▶ [Description of the task] Copy out the following entries without changing a single line.

▶ [Dataset excerpts]
-- BEGIN --
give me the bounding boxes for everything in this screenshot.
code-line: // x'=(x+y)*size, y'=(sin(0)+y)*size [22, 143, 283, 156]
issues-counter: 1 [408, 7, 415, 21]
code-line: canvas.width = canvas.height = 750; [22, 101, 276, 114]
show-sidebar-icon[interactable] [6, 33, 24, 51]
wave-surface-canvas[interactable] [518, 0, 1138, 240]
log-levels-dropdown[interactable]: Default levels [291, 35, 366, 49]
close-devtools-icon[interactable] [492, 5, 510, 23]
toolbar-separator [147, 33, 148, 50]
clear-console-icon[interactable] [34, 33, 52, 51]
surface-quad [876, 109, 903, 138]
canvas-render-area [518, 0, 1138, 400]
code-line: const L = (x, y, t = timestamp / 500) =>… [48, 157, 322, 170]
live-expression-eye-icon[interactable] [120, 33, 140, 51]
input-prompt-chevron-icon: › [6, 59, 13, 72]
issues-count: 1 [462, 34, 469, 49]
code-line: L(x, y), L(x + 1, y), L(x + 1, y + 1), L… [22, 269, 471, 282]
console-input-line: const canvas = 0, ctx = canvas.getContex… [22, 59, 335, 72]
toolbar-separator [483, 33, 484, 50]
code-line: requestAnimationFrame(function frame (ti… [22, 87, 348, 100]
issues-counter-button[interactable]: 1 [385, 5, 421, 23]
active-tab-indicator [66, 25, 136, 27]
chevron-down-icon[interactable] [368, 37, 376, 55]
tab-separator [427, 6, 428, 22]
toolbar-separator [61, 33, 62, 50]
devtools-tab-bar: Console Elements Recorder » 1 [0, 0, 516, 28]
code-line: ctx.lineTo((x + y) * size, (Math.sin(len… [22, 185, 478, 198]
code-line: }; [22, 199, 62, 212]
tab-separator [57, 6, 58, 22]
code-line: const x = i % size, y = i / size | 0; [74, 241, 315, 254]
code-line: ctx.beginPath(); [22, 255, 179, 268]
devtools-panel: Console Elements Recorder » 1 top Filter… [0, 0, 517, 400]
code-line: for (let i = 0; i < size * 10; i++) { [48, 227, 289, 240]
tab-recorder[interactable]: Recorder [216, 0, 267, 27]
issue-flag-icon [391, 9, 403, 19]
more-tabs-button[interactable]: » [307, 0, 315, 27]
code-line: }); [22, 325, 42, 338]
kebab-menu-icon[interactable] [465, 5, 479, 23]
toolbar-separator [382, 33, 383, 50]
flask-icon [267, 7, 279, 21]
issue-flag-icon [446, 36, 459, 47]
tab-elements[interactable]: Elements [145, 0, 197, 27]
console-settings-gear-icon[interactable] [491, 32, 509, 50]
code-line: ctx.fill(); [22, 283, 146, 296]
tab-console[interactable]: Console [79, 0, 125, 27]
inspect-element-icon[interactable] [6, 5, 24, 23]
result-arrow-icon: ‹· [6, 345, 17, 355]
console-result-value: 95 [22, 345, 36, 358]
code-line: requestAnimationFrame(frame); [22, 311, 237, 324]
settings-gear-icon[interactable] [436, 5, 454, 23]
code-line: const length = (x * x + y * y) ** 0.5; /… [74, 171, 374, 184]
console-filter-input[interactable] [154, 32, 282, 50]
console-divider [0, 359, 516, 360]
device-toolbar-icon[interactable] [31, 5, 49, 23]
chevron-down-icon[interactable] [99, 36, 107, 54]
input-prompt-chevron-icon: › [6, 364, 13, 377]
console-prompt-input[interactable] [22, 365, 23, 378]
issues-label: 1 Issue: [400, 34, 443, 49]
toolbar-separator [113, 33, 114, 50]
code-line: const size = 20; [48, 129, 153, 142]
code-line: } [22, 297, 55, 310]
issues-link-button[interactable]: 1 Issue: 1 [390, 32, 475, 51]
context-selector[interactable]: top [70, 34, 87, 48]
-- END --
▶ [Full output]
give me the bounding boxes for everything in this screenshot.
code-line: // x'=(x+y)*size, y'=(sin(0)+y)*size [22, 143, 283, 156]
issues-counter: 1 [408, 7, 415, 21]
code-line: canvas.width = canvas.height = 750; [22, 101, 276, 114]
show-sidebar-icon[interactable] [6, 33, 24, 51]
wave-surface-canvas[interactable] [518, 0, 1138, 240]
log-levels-dropdown[interactable]: Default levels [291, 35, 366, 49]
close-devtools-icon[interactable] [492, 5, 510, 23]
toolbar-separator [147, 33, 148, 50]
clear-console-icon[interactable] [34, 33, 52, 51]
surface-quad [876, 109, 903, 138]
canvas-render-area [518, 0, 1138, 400]
code-line: const L = (x, y, t = timestamp / 500) =>… [48, 157, 322, 170]
live-expression-eye-icon[interactable] [120, 33, 140, 51]
input-prompt-chevron-icon: › [6, 59, 13, 72]
issues-count: 1 [462, 34, 469, 49]
code-line: L(x, y), L(x + 1, y), L(x + 1, y + 1), L… [22, 269, 471, 282]
console-input-line: const canvas = 0, ctx = canvas.getContex… [22, 59, 335, 72]
toolbar-separator [483, 33, 484, 50]
code-line: requestAnimationFrame(function frame (ti… [22, 87, 348, 100]
issues-counter-button[interactable]: 1 [385, 5, 421, 23]
active-tab-indicator [66, 25, 136, 27]
chevron-down-icon[interactable] [368, 37, 376, 55]
tab-separator [427, 6, 428, 22]
toolbar-separator [61, 33, 62, 50]
devtools-tab-bar: Console Elements Recorder » 1 [0, 0, 516, 28]
code-line: ctx.lineTo((x + y) * size, (Math.sin(len… [22, 185, 478, 198]
code-line: }; [22, 199, 62, 212]
tab-separator [57, 6, 58, 22]
code-line: const x = i % size, y = i / size | 0; [74, 241, 315, 254]
code-line: ctx.beginPath(); [22, 255, 179, 268]
devtools-panel: Console Elements Recorder » 1 top Filter… [0, 0, 517, 400]
code-line: for (let i = 0; i < size * 10; i++) { [48, 227, 289, 240]
tab-recorder[interactable]: Recorder [216, 0, 267, 27]
issue-flag-icon [391, 9, 403, 19]
more-tabs-button[interactable]: » [307, 0, 315, 27]
code-line: }); [22, 325, 42, 338]
kebab-menu-icon[interactable] [465, 5, 479, 23]
toolbar-separator [382, 33, 383, 50]
flask-icon [267, 7, 279, 21]
issue-flag-icon [446, 36, 459, 47]
tab-elements[interactable]: Elements [145, 0, 197, 27]
console-settings-gear-icon[interactable] [491, 32, 509, 50]
code-line: ctx.fill(); [22, 283, 146, 296]
tab-console[interactable]: Console [79, 0, 125, 27]
inspect-element-icon[interactable] [6, 5, 24, 23]
result-arrow-icon: ‹· [6, 345, 17, 355]
console-result-value: 95 [22, 345, 36, 358]
code-line: requestAnimationFrame(frame); [22, 311, 237, 324]
settings-gear-icon[interactable] [436, 5, 454, 23]
code-line: const length = (x * x + y * y) ** 0.5; /… [74, 171, 374, 184]
console-filter-input[interactable] [154, 32, 282, 50]
console-divider [0, 359, 516, 360]
device-toolbar-icon[interactable] [31, 5, 49, 23]
chevron-down-icon[interactable] [99, 36, 107, 54]
input-prompt-chevron-icon: › [6, 364, 13, 377]
console-prompt-input[interactable] [22, 365, 23, 378]
issues-label: 1 Issue: [400, 34, 443, 49]
toolbar-separator [113, 33, 114, 50]
code-line: const size = 20; [48, 129, 153, 142]
code-line: } [22, 297, 55, 310]
issues-link-button[interactable]: 1 Issue: 1 [390, 32, 475, 51]
context-selector[interactable]: top [70, 34, 87, 48]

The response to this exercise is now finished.